Dataset items:

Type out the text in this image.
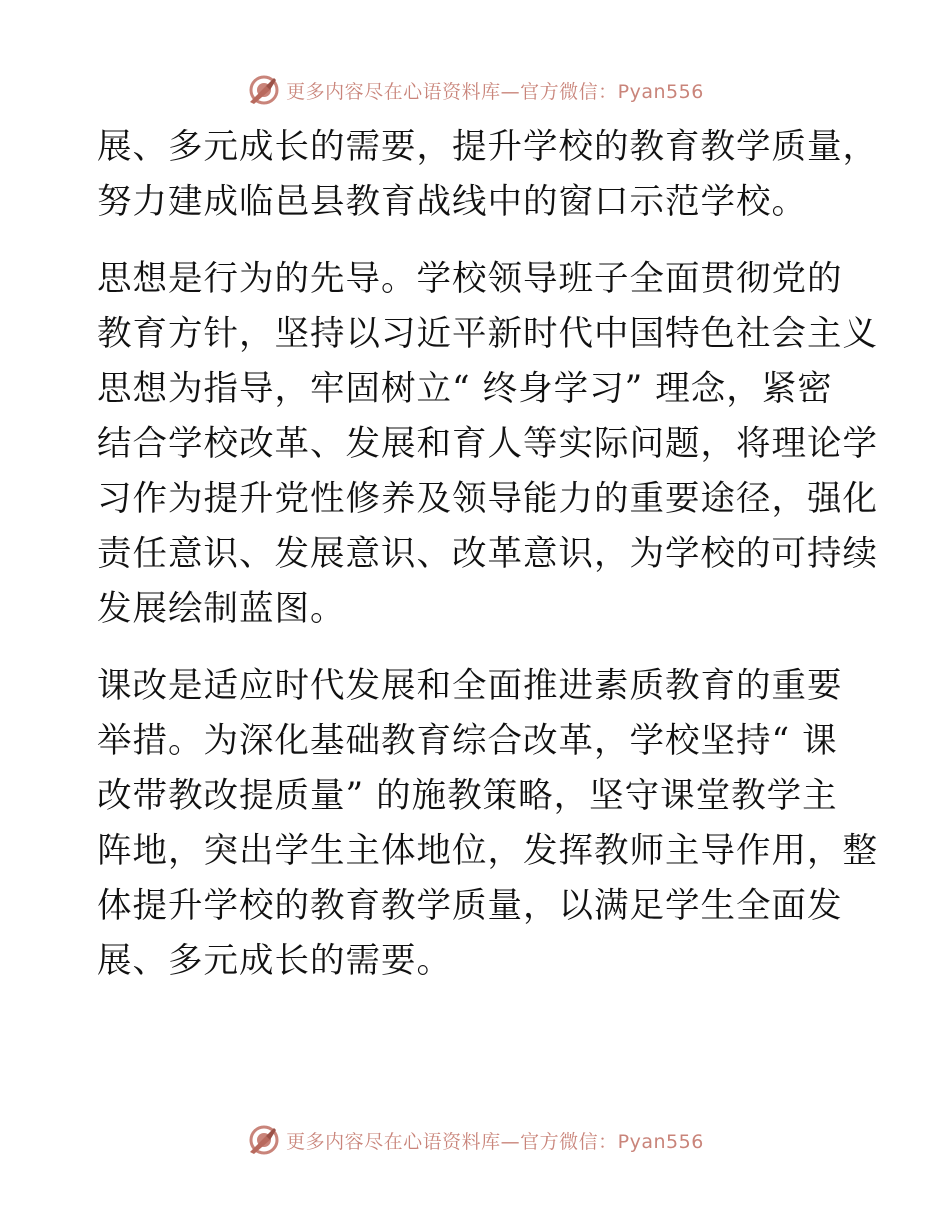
更多内容尽在心语资料库—官方微信：Pyan556

展、多元成长的需要，提升学校的教育教学质量，
努力建成临邑县教育战线中的窗口示范学校。

思想是行为的先导。学校领导班子全面贯彻党的
教育方针，坚持以习近平新时代中国特色社会主义
思想为指导，牢固树立“ 终身学习” 理念，紧密
结合学校改革、发展和育人等实际问题，将理论学
习作为提升党性修养及领导能力的重要途径，强化
责任意识、发展意识、改革意识，为学校的可持续
发展绘制蓝图。

课改是适应时代发展和全面推进素质教育的重要
举措。为深化基础教育综合改革，学校坚持“ 课
改带教改提质量” 的施教策略，坚守课堂教学主
阵地，突出学生主体地位，发挥教师主导作用，整
体提升学校的教育教学质量，以满足学生全面发
展、多元成长的需要。

更多内容尽在心语资料库—官方微信：Pyan556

Problem details: Restate each entry word for word, leaving out any pictures.

Answer below:
Type out the text in this image.
更多内容尽在心语资料库—官方微信：Pyan556

展、多元成长的需要，提升学校的教育教学质量，
努力建成临邑县教育战线中的窗口示范学校。

思想是行为的先导。学校领导班子全面贯彻党的
教育方针，坚持以习近平新时代中国特色社会主义
思想为指导，牢固树立“ 终身学习” 理念，紧密
结合学校改革、发展和育人等实际问题，将理论学
习作为提升党性修养及领导能力的重要途径，强化
责任意识、发展意识、改革意识，为学校的可持续
发展绘制蓝图。

课改是适应时代发展和全面推进素质教育的重要
举措。为深化基础教育综合改革，学校坚持“ 课
改带教改提质量” 的施教策略，坚守课堂教学主
阵地，突出学生主体地位，发挥教师主导作用，整
体提升学校的教育教学质量，以满足学生全面发
展、多元成长的需要。

更多内容尽在心语资料库—官方微信：Pyan556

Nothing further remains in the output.